§ To do
Go through the material below and copy each line where the word "searched" appears.

§ Raw records
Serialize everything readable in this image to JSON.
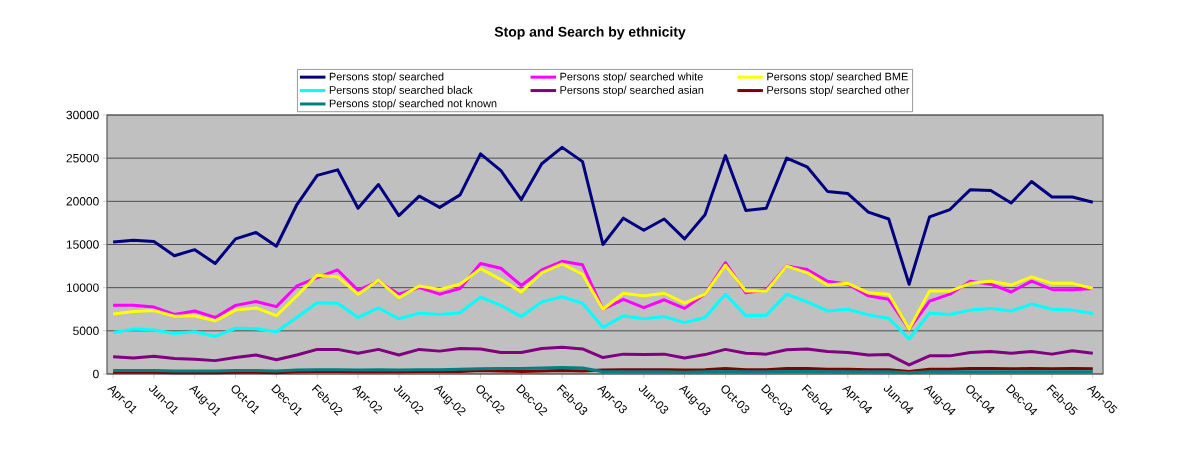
{
  "chart_data": {
    "type": "line",
    "title": "Stop and Search by ethnicity",
    "categories": [
      "Apr-01",
      null,
      "Jun-01",
      null,
      "Aug-01",
      null,
      "Oct-01",
      null,
      "Dec-01",
      null,
      "Feb-02",
      null,
      "Apr-02",
      null,
      "Jun-02",
      null,
      "Aug-02",
      null,
      "Oct-02",
      null,
      "Dec-02",
      null,
      "Feb-03",
      null,
      "Apr-03",
      null,
      "Jun-03",
      null,
      "Aug-03",
      null,
      "Oct-03",
      null,
      "Dec-03",
      null,
      "Feb-04",
      null,
      "Apr-04",
      null,
      "Jun-04",
      null,
      "Aug-04",
      null,
      "Oct-04",
      null,
      "Dec-04",
      null,
      "Feb-05",
      null,
      "Apr-05"
    ],
    "series": [
      {
        "name": "Persons stop/ searched",
        "color": "#000080",
        "values": [
          15300,
          15500,
          15350,
          13700,
          14400,
          12800,
          15650,
          16400,
          14800,
          19600,
          23000,
          23650,
          19200,
          21950,
          18350,
          20600,
          19300,
          20750,
          25500,
          23550,
          20200,
          24350,
          26250,
          24600,
          15000,
          18050,
          16650,
          17950,
          15650,
          18450,
          25300,
          18950,
          19200,
          25000,
          24000,
          21150,
          20900,
          18750,
          17950,
          10400,
          18200,
          19050,
          21350,
          21250,
          19800,
          22300,
          20500,
          20500,
          19900
        ]
      },
      {
        "name": "Persons stop/ searched white",
        "color": "#ff00ff",
        "values": [
          7950,
          7950,
          7750,
          6900,
          7300,
          6550,
          7950,
          8400,
          7800,
          10200,
          11150,
          12050,
          9700,
          10750,
          9250,
          10000,
          9250,
          9900,
          12800,
          12250,
          10250,
          12050,
          13050,
          12650,
          7500,
          8650,
          7700,
          8600,
          7600,
          9250,
          12900,
          9400,
          9750,
          12500,
          12100,
          10750,
          10400,
          9050,
          8650,
          5200,
          8450,
          9250,
          10750,
          10400,
          9500,
          10750,
          9800,
          9750,
          9900
        ]
      },
      {
        "name": "Persons stop/ searched BME",
        "color": "#ffff00",
        "values": [
          6950,
          7250,
          7350,
          6700,
          6750,
          6150,
          7400,
          7650,
          6750,
          9050,
          11450,
          11250,
          9250,
          10850,
          8850,
          10200,
          9800,
          10400,
          12200,
          10950,
          9500,
          11750,
          12750,
          11550,
          7500,
          9350,
          9050,
          9350,
          8200,
          9250,
          12600,
          9600,
          9600,
          12500,
          11750,
          10300,
          10500,
          9400,
          9250,
          5200,
          9600,
          9600,
          10500,
          10750,
          10300,
          11250,
          10500,
          10500,
          9900
        ]
      },
      {
        "name": "Persons stop/ searched black",
        "color": "#00ffff",
        "values": [
          4800,
          5200,
          5100,
          4700,
          4900,
          4350,
          5300,
          5250,
          4900,
          6550,
          8250,
          8200,
          6550,
          7650,
          6400,
          7050,
          6900,
          7100,
          8900,
          7950,
          6650,
          8350,
          8950,
          8200,
          5400,
          6750,
          6400,
          6650,
          5950,
          6550,
          9250,
          6750,
          6800,
          9250,
          8350,
          7300,
          7500,
          6850,
          6450,
          4050,
          7050,
          6900,
          7400,
          7600,
          7300,
          8100,
          7500,
          7400,
          7000
        ]
      },
      {
        "name": "Persons stop/ searched asian",
        "color": "#800080",
        "values": [
          2000,
          1850,
          2050,
          1800,
          1700,
          1550,
          1900,
          2200,
          1650,
          2200,
          2850,
          2850,
          2400,
          2850,
          2200,
          2850,
          2650,
          2950,
          2900,
          2500,
          2500,
          2950,
          3100,
          2900,
          1900,
          2300,
          2250,
          2300,
          1850,
          2250,
          2850,
          2400,
          2300,
          2800,
          2900,
          2600,
          2500,
          2200,
          2250,
          1050,
          2100,
          2100,
          2500,
          2600,
          2400,
          2600,
          2300,
          2700,
          2400
        ]
      },
      {
        "name": "Persons stop/ searched other",
        "color": "#800000",
        "values": [
          200,
          200,
          200,
          150,
          150,
          150,
          200,
          200,
          150,
          250,
          300,
          300,
          250,
          300,
          250,
          300,
          300,
          300,
          400,
          350,
          300,
          350,
          400,
          350,
          450,
          500,
          500,
          500,
          450,
          500,
          650,
          500,
          500,
          650,
          650,
          550,
          550,
          500,
          500,
          300,
          550,
          550,
          650,
          650,
          600,
          650,
          600,
          650,
          600
        ]
      },
      {
        "name": "Persons stop/ searched not known",
        "color": "#008080",
        "values": [
          400,
          400,
          400,
          350,
          350,
          350,
          400,
          400,
          350,
          450,
          500,
          500,
          450,
          500,
          450,
          500,
          500,
          550,
          600,
          650,
          650,
          700,
          750,
          700,
          250,
          250,
          250,
          250,
          200,
          250,
          300,
          250,
          250,
          300,
          300,
          250,
          250,
          250,
          250,
          150,
          250,
          250,
          250,
          250,
          250,
          250,
          250,
          250,
          250
        ]
      }
    ],
    "ylim": [
      0,
      30000
    ],
    "yticks": [
      0,
      5000,
      10000,
      15000,
      20000,
      25000,
      30000
    ],
    "grid": "y",
    "legend": "top",
    "marker": "none",
    "line_style": "solid"
  }
}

§ Solution to this task
        "name": "Persons stop/ searched",
        "name": "Persons stop/ searched white",
        "name": "Persons stop/ searched BME",
        "name": "Persons stop/ searched black",
        "name": "Persons stop/ searched asian",
        "name": "Persons stop/ searched other",
        "name": "Persons stop/ searched not known",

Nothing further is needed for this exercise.